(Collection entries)
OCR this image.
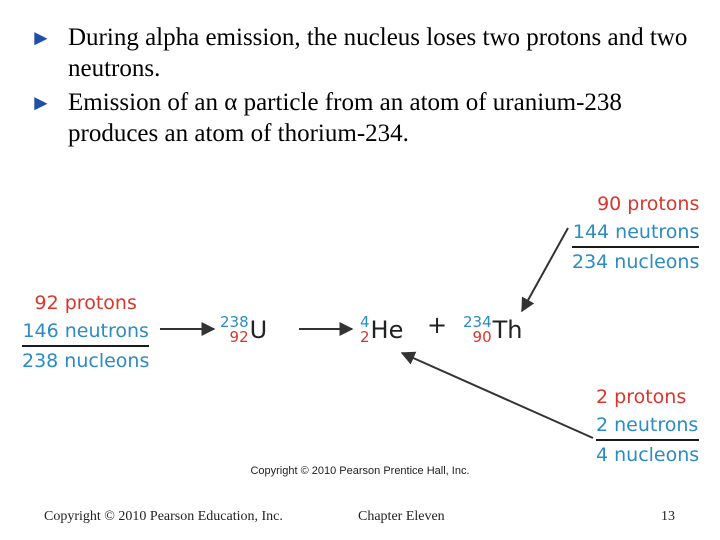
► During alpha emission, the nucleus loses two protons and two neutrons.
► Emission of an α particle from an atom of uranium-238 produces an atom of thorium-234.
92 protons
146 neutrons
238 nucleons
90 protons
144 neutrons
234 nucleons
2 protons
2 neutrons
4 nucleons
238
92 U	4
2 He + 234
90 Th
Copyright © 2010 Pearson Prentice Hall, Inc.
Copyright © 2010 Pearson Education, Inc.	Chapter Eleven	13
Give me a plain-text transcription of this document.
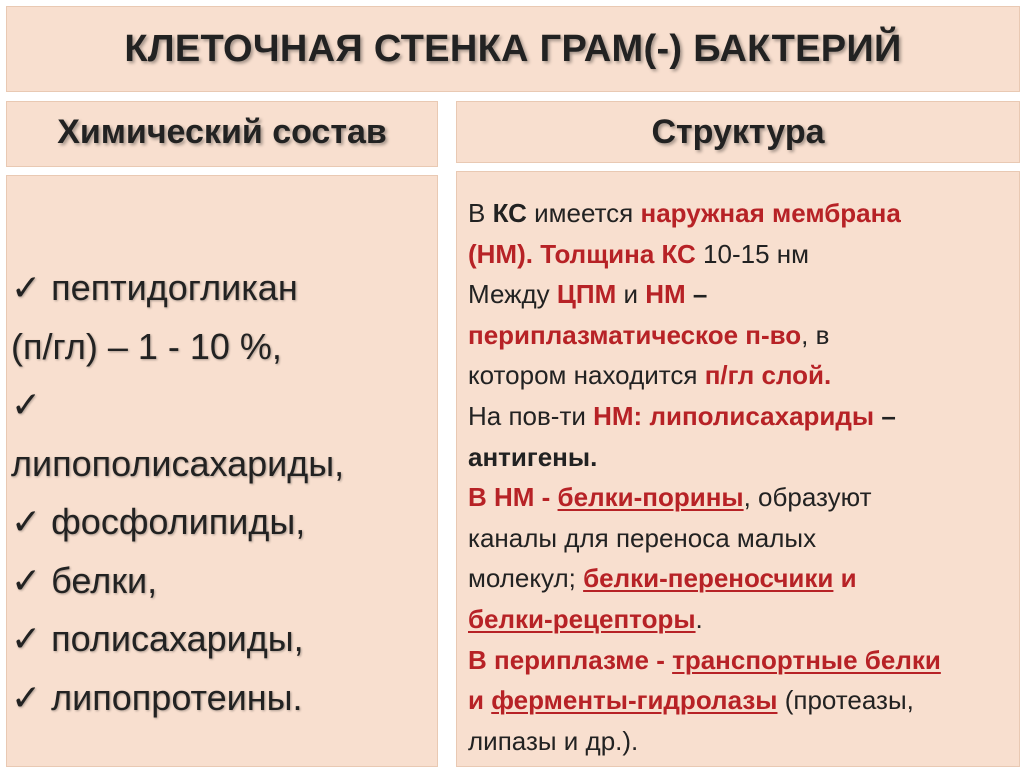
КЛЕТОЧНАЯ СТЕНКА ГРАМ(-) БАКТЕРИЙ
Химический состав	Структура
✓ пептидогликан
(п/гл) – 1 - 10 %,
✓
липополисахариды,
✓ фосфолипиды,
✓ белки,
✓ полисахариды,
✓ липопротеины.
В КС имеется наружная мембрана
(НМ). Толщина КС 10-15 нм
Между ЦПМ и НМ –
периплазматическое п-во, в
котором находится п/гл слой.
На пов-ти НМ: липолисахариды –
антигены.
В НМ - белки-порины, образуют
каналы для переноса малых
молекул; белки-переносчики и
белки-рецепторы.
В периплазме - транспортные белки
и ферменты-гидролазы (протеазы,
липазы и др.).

---

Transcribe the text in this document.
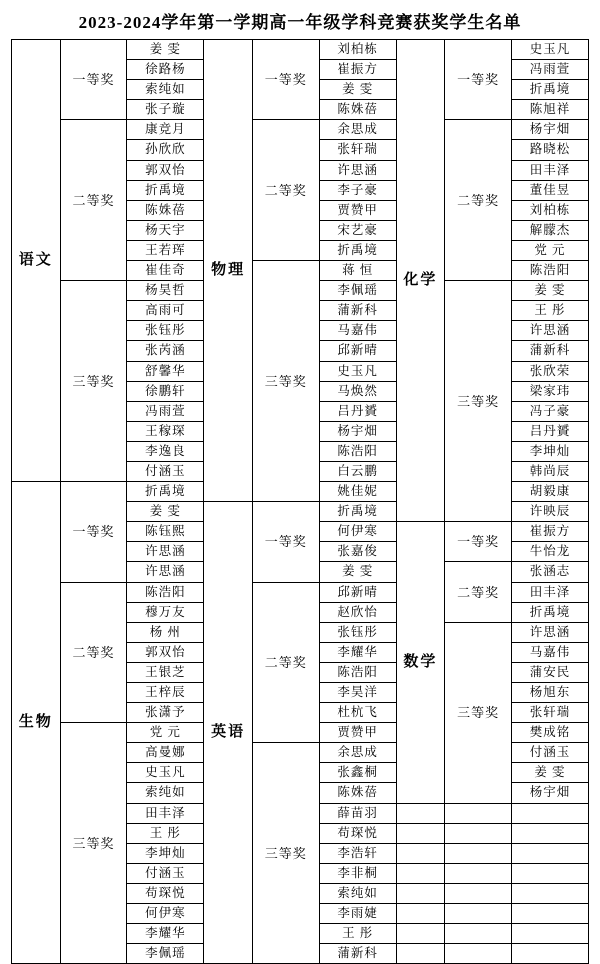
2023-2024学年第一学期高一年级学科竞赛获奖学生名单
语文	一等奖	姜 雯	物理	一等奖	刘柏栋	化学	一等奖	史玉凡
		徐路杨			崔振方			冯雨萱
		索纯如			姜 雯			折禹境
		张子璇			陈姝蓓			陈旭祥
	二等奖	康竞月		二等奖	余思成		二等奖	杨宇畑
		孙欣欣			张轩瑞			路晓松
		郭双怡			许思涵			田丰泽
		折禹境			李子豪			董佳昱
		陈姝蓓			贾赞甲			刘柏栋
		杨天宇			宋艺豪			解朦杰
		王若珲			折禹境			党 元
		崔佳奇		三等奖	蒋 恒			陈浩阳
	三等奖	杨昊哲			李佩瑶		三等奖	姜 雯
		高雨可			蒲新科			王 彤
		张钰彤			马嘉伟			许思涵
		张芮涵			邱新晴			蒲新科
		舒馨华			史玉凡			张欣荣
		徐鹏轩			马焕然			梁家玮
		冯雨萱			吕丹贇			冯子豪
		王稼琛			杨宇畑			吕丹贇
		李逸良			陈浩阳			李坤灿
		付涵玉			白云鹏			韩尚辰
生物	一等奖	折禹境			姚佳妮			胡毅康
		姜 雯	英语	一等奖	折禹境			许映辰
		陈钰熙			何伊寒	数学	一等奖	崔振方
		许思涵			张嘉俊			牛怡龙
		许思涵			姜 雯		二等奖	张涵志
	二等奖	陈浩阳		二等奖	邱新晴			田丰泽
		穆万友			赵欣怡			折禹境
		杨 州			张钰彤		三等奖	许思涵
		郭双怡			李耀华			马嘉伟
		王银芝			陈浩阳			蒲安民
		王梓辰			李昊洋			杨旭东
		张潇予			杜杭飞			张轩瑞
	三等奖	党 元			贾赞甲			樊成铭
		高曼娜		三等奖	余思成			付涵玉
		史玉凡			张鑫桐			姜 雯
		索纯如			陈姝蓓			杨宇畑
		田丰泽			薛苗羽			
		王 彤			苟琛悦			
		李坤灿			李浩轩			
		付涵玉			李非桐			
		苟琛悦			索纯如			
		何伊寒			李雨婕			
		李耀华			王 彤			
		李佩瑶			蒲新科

» Prompt
Take every line from the records above that has the word "protons" and copy it.

» Completed exercise
► During alpha emission, the nucleus loses two protons and two neutrons.
92 protons
90 protons
2 protons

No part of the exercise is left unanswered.